**EXERCISE BRIEF**. Work through the records below and tally every line containing "Acceso". Reply with the total alone.

**DATASET RECORDS**.
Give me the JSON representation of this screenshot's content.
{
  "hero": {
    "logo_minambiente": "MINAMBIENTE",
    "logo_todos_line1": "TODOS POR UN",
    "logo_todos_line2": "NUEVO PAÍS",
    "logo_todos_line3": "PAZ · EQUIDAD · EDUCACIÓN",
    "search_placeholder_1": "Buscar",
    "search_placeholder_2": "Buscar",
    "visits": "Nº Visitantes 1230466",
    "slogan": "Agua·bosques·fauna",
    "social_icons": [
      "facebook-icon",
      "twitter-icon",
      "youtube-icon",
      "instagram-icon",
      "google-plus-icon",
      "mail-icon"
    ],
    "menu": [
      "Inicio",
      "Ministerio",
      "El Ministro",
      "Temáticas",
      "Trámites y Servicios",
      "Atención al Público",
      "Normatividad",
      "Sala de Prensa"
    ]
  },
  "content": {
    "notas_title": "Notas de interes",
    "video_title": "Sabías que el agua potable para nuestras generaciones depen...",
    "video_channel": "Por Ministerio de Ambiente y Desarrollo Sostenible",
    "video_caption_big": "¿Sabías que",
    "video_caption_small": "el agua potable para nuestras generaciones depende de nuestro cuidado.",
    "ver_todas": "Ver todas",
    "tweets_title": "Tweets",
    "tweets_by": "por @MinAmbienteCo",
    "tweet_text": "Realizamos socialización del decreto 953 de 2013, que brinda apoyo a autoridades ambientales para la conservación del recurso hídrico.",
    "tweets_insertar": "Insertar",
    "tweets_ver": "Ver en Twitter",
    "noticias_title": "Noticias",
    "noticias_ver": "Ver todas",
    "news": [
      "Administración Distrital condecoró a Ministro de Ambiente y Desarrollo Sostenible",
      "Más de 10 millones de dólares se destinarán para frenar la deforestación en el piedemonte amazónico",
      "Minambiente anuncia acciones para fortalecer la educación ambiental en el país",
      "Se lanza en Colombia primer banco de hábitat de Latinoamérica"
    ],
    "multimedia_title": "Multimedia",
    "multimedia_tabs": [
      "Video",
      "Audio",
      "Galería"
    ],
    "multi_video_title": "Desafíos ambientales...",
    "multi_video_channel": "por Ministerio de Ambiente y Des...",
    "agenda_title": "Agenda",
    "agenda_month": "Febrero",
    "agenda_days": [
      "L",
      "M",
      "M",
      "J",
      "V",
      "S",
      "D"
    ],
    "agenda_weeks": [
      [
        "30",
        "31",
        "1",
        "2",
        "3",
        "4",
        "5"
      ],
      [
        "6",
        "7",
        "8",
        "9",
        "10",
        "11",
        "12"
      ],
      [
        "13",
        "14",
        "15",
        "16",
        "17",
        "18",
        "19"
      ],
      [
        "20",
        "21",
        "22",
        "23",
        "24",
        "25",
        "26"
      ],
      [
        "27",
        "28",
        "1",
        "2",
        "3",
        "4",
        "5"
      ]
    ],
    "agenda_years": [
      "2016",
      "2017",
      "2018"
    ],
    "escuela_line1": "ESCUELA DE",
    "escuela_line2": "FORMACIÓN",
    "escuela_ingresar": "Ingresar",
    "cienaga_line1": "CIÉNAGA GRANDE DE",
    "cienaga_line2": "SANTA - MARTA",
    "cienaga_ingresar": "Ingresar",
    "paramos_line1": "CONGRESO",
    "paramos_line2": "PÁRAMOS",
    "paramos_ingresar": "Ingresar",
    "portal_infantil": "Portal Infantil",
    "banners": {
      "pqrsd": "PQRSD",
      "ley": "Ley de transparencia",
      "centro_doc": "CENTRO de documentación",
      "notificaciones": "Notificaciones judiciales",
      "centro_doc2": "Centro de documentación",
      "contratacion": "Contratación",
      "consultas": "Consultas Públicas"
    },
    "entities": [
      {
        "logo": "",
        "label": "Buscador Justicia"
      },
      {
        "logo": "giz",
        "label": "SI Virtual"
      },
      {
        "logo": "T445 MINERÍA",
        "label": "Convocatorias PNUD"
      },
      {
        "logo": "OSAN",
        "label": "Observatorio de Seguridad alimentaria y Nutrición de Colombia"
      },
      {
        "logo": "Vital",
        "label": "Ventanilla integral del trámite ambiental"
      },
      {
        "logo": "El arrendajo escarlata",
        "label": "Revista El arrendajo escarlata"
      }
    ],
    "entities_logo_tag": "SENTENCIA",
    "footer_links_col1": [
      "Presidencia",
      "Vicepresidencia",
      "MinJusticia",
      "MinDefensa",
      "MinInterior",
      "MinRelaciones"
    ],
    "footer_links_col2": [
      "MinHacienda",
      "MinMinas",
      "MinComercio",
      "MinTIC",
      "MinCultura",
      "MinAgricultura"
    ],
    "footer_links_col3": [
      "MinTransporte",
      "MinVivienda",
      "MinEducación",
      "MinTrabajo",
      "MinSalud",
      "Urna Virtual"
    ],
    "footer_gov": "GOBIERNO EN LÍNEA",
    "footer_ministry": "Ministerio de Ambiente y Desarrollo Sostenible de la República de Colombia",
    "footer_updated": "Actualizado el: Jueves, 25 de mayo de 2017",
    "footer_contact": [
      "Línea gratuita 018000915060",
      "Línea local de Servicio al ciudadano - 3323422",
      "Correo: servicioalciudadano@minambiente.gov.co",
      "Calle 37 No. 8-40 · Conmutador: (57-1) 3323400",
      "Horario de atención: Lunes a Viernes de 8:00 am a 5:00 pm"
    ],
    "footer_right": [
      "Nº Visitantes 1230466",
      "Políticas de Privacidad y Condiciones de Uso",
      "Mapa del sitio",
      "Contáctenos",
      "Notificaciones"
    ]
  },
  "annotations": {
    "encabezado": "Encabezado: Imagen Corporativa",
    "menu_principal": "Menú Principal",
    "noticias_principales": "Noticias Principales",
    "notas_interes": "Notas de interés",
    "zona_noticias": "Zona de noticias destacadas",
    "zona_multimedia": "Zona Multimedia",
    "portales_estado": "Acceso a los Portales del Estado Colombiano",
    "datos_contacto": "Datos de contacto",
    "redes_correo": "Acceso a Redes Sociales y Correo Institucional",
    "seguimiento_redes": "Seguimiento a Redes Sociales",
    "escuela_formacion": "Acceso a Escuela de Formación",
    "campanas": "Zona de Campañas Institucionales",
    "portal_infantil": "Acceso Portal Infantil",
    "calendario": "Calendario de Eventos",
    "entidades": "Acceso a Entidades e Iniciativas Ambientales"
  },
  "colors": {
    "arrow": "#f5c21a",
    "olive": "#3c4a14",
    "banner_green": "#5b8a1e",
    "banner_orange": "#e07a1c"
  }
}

**FINAL RESULT**. 5